■ RECORD EXTRACTS ■

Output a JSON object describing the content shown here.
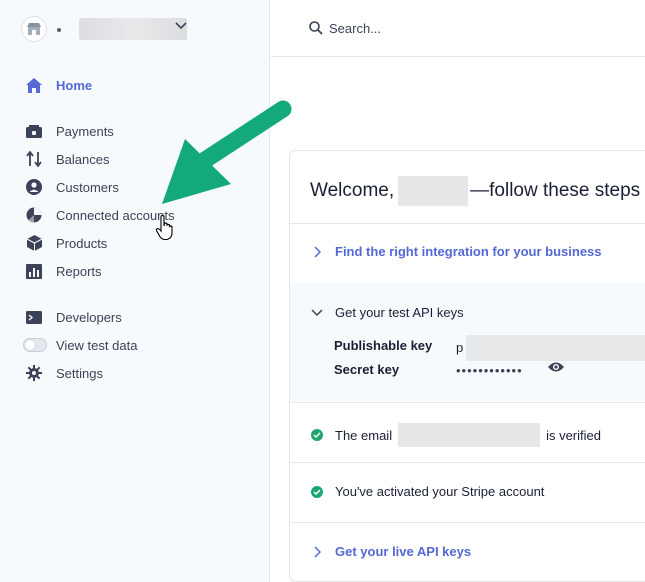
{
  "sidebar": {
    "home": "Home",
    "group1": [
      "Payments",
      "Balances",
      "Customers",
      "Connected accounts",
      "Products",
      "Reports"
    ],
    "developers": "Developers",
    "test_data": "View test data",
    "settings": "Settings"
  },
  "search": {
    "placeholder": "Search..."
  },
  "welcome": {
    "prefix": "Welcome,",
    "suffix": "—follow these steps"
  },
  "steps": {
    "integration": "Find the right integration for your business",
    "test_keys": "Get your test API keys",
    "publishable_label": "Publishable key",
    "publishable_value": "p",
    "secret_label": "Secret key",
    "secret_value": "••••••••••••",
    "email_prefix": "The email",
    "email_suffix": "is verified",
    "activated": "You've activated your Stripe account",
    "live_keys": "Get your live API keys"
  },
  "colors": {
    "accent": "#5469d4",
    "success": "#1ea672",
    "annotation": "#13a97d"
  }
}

■ PROBLEM TO WORK ON ■
Repeat the records above exactly, leaving out any pictures they contain.

■ COMPLETED TASK ■
Output a JSON object describing the content shown here.
{
  "sidebar": {
    "home": "Home",
    "group1": [
      "Payments",
      "Balances",
      "Customers",
      "Connected accounts",
      "Products",
      "Reports"
    ],
    "developers": "Developers",
    "test_data": "View test data",
    "settings": "Settings"
  },
  "search": {
    "placeholder": "Search..."
  },
  "welcome": {
    "prefix": "Welcome,",
    "suffix": "—follow these steps"
  },
  "steps": {
    "integration": "Find the right integration for your business",
    "test_keys": "Get your test API keys",
    "publishable_label": "Publishable key",
    "publishable_value": "p",
    "secret_label": "Secret key",
    "secret_value": "••••••••••••",
    "email_prefix": "The email",
    "email_suffix": "is verified",
    "activated": "You've activated your Stripe account",
    "live_keys": "Get your live API keys"
  },
  "colors": {
    "accent": "#5469d4",
    "success": "#1ea672",
    "annotation": "#13a97d"
  }
}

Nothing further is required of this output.